Extracted data entries:
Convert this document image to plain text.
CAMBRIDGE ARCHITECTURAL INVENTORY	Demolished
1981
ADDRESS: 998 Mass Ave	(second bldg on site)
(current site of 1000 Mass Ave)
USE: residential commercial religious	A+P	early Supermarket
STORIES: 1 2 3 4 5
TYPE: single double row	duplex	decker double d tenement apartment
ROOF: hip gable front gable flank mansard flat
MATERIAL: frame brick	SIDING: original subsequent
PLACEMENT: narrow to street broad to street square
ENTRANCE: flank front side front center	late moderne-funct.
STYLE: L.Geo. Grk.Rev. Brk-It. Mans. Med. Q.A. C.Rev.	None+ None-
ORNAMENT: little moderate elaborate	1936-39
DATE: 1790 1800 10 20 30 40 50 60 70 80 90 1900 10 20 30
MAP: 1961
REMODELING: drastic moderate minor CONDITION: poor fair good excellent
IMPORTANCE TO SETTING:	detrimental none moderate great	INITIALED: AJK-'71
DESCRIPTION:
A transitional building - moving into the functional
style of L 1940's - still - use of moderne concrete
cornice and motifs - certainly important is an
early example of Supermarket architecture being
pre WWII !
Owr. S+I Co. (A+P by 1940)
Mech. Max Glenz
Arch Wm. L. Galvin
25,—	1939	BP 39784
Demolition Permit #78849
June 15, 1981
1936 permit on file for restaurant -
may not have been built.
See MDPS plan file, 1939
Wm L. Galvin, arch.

Goal of the exercise:
From the records above, extract everything verbatim.

Complete output:
Convert this document image to plain text.
CAMBRIDGE ARCHITECTURAL INVENTORY	Demolished
1981
ADDRESS: 998 Mass Ave	(second bldg on site)
(current site of 1000 Mass Ave)
USE: residential commercial religious	A+P	early Supermarket
STORIES: 1 2 3 4 5
TYPE: single double row	duplex	decker double d tenement apartment
ROOF: hip gable front gable flank mansard flat
MATERIAL: frame brick	SIDING: original subsequent
PLACEMENT: narrow to street broad to street square
ENTRANCE: flank front side front center	late moderne-funct.
STYLE: L.Geo. Grk.Rev. Brk-It. Mans. Med. Q.A. C.Rev.	None+ None-
ORNAMENT: little moderate elaborate	1936-39
DATE: 1790 1800 10 20 30 40 50 60 70 80 90 1900 10 20 30
MAP: 1961
REMODELING: drastic moderate minor CONDITION: poor fair good excellent
IMPORTANCE TO SETTING:	detrimental none moderate great	INITIALED: AJK-'71
DESCRIPTION:
A transitional building - moving into the functional
style of L 1940's - still - use of moderne concrete
cornice and motifs - certainly important is an
early example of Supermarket architecture being
pre WWII !
Owr. S+I Co. (A+P by 1940)
Mech. Max Glenz
Arch Wm. L. Galvin
25,—	1939	BP 39784
Demolition Permit #78849
June 15, 1981
1936 permit on file for restaurant -
may not have been built.
See MDPS plan file, 1939
Wm L. Galvin, arch.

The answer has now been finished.